▶ THE EXERCISE:
Copy the lines below verbatim, beginning with the line that includes "Read this page and output its text content." and continuing to the end; leave out everything before it.

[Stored items]
>>>>>

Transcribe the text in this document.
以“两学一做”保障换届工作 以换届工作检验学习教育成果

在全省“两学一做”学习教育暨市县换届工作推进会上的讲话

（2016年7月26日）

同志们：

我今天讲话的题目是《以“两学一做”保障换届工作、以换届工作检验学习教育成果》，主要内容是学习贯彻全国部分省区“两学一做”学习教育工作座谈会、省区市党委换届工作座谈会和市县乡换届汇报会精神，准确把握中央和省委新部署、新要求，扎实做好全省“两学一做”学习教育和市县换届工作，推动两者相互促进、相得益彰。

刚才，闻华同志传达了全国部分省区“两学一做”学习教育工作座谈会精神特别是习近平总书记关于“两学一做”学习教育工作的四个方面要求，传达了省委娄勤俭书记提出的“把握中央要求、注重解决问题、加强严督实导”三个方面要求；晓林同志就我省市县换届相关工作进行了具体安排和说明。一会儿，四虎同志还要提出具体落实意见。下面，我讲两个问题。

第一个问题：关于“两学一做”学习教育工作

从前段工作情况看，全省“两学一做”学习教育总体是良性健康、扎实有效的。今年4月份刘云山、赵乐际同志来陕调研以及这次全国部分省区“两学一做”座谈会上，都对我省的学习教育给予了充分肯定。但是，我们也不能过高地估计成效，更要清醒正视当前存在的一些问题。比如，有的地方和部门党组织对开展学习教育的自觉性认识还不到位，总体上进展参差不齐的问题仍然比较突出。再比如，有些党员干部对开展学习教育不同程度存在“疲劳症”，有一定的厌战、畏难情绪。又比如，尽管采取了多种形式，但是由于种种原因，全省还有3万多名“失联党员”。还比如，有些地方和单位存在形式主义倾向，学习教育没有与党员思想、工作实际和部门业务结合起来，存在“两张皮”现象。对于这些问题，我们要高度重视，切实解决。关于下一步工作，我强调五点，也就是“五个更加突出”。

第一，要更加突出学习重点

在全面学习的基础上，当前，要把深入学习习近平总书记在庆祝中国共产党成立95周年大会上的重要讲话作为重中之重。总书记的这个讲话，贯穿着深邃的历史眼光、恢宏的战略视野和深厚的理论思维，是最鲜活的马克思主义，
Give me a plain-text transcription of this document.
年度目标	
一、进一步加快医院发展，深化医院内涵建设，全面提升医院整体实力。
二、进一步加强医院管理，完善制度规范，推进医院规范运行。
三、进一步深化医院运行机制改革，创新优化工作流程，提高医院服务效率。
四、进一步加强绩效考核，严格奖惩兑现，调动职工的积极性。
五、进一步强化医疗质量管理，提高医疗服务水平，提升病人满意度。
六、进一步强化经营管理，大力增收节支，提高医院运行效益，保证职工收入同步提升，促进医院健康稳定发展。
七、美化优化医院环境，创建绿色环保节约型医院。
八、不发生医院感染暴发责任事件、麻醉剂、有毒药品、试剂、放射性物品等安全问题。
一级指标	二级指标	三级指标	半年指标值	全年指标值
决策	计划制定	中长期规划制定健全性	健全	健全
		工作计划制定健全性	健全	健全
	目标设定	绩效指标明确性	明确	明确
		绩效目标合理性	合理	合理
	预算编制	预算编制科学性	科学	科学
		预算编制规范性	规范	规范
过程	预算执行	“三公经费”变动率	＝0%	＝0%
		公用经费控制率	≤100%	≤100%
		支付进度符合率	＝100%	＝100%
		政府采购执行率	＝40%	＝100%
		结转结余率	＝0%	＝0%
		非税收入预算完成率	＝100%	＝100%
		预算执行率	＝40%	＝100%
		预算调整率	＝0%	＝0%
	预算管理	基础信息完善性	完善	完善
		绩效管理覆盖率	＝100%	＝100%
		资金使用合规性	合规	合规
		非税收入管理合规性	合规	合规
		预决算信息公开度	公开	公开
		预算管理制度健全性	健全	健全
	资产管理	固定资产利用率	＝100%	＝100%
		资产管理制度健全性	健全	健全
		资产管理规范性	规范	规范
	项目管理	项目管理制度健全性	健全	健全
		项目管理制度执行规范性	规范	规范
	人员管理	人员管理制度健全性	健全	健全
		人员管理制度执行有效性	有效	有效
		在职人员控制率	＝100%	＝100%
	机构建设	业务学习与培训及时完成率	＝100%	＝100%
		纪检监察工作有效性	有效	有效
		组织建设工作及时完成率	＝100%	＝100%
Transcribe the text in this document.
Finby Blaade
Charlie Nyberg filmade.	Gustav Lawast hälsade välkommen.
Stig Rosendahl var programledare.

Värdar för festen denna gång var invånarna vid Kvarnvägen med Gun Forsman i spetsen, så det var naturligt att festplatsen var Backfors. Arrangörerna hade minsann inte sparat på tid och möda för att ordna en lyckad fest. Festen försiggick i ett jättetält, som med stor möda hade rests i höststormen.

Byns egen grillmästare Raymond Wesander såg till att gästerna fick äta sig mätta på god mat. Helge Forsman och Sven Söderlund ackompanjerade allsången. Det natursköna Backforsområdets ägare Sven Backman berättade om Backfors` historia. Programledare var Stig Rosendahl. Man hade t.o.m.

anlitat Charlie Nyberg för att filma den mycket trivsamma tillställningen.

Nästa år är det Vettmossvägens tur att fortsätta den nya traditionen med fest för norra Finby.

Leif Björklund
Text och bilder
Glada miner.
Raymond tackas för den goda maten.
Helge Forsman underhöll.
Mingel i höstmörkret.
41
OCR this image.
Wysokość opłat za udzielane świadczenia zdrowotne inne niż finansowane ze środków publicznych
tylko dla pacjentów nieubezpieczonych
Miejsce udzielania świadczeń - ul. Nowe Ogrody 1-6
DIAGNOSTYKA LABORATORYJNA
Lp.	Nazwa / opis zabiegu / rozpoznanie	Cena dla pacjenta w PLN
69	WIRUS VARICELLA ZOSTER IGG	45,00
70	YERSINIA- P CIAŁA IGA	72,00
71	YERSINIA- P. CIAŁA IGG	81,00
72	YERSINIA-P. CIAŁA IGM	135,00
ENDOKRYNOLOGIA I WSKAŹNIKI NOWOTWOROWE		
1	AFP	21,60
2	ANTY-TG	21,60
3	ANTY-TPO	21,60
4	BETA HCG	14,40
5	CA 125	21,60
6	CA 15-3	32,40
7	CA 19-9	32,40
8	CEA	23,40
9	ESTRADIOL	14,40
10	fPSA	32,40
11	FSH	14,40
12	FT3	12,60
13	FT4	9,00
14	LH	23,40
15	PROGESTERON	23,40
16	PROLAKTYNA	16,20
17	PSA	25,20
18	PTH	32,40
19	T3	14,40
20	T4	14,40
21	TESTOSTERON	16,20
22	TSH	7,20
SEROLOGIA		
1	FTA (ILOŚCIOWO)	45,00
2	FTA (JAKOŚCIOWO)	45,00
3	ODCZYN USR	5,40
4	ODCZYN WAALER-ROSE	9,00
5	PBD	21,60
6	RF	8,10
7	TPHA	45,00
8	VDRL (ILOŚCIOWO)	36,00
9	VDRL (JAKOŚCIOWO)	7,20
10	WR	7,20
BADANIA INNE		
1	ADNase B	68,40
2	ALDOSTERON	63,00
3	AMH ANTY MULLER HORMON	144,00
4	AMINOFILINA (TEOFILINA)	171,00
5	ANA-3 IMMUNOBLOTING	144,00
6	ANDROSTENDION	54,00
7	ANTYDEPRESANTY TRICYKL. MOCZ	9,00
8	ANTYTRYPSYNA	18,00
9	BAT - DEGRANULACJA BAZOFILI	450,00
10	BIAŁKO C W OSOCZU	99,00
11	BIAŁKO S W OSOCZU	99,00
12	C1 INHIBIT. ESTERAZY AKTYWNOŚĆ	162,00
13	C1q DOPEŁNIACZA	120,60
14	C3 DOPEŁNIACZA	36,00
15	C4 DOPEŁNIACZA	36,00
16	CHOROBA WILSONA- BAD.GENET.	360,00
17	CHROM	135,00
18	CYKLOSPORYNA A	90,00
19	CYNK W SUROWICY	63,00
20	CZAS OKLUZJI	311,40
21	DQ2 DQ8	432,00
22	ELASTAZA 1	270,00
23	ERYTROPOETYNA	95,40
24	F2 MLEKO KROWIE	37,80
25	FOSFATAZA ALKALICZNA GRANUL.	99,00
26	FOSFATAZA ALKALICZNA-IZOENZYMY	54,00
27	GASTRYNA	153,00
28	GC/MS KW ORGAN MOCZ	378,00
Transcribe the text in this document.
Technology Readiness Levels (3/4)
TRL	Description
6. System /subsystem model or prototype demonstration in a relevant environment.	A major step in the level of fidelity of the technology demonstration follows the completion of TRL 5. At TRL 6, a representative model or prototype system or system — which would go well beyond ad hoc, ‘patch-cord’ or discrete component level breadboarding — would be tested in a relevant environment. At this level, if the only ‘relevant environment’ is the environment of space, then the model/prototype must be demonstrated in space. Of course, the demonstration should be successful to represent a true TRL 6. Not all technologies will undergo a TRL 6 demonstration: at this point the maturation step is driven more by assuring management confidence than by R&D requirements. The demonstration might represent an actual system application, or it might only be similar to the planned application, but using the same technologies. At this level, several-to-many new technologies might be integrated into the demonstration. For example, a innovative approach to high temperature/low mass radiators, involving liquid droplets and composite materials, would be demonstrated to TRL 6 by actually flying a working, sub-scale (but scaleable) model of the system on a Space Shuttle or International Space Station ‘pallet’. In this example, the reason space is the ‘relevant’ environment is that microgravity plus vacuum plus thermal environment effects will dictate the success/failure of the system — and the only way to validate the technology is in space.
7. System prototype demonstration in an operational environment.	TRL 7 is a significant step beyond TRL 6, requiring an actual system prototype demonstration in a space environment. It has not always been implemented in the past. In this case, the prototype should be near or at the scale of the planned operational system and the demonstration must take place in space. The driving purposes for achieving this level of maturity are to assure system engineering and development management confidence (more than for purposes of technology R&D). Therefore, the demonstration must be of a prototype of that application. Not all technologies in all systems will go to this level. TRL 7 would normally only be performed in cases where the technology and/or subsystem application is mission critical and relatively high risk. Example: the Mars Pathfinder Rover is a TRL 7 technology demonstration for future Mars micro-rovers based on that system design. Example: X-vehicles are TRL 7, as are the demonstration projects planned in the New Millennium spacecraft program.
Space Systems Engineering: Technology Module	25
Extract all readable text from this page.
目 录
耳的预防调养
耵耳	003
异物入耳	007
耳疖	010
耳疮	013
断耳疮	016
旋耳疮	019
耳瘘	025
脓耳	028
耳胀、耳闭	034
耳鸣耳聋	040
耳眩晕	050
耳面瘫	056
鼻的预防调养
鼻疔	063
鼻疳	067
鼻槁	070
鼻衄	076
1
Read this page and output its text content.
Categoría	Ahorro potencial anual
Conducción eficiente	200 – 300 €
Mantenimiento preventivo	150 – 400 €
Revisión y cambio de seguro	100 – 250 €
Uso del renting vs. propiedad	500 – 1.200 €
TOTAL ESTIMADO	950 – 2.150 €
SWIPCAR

<<<<<

▶ EXERCISE OUTPUT:
Read this page and output its text content.
Categoría	Ahorro potencial anual
Conducción eficiente	200 – 300 €
Mantenimiento preventivo	150 – 400 €
Revisión y cambio de seguro	100 – 250 €
Uso del renting vs. propiedad	500 – 1.200 €
TOTAL ESTIMADO	950 – 2.150 €
SWIPCAR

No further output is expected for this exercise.